— start of Given records —
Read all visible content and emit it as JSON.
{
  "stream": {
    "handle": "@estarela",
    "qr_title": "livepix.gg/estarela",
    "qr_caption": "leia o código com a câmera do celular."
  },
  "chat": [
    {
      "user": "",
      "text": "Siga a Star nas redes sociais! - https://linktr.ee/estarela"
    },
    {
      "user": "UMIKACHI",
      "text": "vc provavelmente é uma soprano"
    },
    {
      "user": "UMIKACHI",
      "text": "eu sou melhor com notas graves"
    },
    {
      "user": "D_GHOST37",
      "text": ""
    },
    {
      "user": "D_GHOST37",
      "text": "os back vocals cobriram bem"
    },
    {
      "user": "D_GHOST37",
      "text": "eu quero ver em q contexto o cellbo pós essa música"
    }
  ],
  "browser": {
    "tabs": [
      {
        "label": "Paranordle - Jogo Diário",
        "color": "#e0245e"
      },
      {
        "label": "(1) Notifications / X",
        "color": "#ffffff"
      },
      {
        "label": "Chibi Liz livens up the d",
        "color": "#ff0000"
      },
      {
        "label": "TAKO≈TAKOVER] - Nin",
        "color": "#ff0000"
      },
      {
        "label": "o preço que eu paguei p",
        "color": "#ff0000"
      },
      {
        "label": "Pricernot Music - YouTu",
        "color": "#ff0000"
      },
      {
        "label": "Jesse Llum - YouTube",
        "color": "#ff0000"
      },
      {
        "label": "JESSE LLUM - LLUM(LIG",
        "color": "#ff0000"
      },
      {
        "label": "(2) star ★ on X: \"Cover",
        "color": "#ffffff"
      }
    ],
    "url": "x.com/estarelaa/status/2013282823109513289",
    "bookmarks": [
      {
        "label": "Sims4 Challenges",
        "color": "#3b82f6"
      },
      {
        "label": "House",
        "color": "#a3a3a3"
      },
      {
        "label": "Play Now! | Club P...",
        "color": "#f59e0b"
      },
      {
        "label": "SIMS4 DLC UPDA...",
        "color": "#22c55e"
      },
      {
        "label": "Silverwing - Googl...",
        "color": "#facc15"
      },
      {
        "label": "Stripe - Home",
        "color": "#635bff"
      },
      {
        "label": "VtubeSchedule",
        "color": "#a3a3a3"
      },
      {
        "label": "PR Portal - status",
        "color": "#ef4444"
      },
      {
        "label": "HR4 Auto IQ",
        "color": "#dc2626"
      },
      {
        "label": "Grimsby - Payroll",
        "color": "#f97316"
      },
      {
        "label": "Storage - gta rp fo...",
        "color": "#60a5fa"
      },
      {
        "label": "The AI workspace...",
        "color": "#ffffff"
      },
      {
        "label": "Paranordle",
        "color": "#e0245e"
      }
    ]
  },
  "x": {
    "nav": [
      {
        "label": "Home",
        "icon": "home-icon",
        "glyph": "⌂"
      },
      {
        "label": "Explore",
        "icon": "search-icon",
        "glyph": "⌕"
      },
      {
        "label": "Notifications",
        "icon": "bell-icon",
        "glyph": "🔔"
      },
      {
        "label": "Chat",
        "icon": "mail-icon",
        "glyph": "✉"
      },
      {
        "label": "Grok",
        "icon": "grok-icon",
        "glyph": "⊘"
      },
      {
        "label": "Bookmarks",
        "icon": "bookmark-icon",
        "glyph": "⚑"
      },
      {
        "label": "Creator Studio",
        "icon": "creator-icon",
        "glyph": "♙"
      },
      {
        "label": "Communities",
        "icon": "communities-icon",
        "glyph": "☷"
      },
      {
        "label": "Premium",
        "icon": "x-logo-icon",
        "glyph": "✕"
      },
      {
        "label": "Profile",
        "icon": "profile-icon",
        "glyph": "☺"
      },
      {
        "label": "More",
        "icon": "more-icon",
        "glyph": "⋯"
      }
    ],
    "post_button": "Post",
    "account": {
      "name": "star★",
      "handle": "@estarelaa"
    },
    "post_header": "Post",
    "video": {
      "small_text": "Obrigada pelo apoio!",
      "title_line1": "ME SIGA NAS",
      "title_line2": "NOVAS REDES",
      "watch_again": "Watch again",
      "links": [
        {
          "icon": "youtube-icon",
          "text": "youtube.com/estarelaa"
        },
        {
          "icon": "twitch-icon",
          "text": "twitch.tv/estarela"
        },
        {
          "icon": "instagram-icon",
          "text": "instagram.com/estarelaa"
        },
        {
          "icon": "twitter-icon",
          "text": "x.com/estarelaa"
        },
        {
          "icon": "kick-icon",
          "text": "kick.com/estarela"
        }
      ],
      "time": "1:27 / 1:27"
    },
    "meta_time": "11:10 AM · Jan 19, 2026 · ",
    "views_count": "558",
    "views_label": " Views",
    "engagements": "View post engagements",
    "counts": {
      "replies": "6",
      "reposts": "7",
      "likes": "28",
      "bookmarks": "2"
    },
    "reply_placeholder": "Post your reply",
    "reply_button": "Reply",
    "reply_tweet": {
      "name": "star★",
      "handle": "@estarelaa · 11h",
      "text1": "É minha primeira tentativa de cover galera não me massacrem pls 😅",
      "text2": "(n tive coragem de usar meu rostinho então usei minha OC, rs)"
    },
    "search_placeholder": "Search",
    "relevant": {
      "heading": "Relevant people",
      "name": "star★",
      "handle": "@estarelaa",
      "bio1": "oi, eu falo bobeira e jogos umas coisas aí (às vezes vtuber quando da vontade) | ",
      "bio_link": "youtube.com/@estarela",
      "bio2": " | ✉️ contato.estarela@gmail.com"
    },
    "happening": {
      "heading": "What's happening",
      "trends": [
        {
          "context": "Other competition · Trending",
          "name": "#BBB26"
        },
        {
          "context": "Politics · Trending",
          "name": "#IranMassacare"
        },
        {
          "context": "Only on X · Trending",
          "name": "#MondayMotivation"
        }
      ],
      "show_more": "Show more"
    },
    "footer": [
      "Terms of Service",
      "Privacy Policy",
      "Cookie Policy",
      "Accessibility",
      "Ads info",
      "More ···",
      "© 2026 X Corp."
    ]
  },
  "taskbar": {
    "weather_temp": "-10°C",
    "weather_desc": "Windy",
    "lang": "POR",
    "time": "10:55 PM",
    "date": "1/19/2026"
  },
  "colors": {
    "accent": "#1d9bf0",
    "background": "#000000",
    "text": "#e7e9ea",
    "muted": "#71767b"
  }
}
— end of Given records —
— start of Given records —
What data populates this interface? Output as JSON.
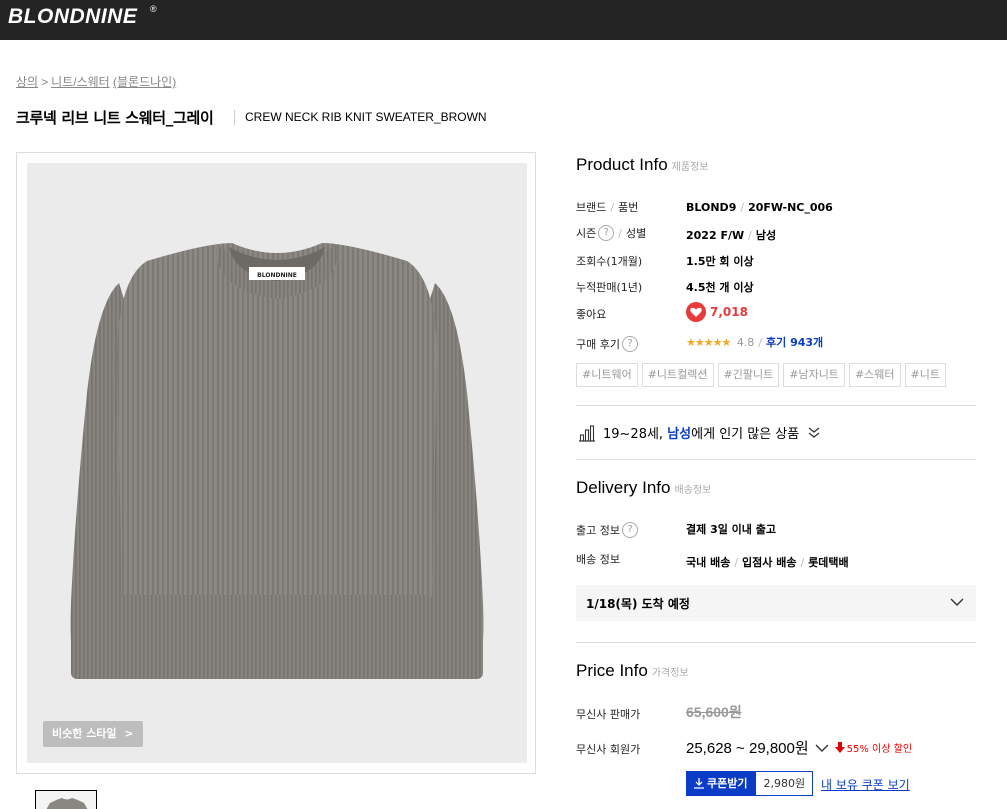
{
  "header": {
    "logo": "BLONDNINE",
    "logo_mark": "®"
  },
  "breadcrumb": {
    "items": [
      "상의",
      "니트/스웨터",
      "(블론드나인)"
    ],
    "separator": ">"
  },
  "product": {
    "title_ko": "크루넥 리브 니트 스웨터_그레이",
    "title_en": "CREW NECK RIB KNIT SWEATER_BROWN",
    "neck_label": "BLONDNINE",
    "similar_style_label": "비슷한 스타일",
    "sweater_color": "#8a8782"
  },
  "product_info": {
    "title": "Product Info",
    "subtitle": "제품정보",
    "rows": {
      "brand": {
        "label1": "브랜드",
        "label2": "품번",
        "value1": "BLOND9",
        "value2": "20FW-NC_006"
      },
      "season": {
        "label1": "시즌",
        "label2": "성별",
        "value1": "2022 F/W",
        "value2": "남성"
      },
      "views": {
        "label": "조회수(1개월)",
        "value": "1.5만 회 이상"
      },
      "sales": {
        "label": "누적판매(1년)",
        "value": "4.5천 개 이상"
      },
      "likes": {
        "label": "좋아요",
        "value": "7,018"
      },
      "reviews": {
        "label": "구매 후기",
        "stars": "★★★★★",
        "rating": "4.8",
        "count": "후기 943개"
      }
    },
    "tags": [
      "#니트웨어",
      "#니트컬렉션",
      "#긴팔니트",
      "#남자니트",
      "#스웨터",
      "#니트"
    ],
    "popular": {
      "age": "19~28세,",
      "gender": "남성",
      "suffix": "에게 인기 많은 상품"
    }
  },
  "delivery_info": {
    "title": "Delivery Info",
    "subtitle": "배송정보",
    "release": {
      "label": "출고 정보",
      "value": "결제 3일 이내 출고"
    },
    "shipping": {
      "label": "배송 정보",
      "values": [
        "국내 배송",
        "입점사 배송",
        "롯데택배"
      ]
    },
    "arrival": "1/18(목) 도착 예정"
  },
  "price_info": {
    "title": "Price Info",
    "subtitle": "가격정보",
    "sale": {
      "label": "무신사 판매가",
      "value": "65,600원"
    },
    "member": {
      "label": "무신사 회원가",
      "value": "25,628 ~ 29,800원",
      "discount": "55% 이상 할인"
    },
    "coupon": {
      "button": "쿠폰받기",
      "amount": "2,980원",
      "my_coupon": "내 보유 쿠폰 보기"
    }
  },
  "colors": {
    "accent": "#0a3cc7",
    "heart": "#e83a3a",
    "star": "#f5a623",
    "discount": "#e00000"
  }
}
— end of Given records —
— start of Given records —
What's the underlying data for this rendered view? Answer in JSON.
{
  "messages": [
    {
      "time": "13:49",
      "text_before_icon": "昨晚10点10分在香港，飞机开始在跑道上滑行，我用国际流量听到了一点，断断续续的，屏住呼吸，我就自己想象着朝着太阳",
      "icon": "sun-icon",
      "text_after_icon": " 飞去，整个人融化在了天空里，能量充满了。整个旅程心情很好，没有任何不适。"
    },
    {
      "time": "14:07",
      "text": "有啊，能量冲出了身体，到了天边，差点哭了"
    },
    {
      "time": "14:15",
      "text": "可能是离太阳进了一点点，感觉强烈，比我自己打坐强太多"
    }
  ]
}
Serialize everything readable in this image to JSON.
— end of Given records —
◆ **Work instructions**
Go through the material above and output exactly the lines from the one containing "What's the underlying" through the one containing "Serialize everything readable".

◆ **Complete response**
What's the underlying data for this rendered view? Answer in JSON.
{
  "messages": [
    {
      "time": "13:49",
      "text_before_icon": "昨晚10点10分在香港，飞机开始在跑道上滑行，我用国际流量听到了一点，断断续续的，屏住呼吸，我就自己想象着朝着太阳",
      "icon": "sun-icon",
      "text_after_icon": " 飞去，整个人融化在了天空里，能量充满了。整个旅程心情很好，没有任何不适。"
    },
    {
      "time": "14:07",
      "text": "有啊，能量冲出了身体，到了天边，差点哭了"
    },
    {
      "time": "14:15",
      "text": "可能是离太阳进了一点点，感觉强烈，比我自己打坐强太多"
    }
  ]
}
Serialize everything readable in this image to JSON.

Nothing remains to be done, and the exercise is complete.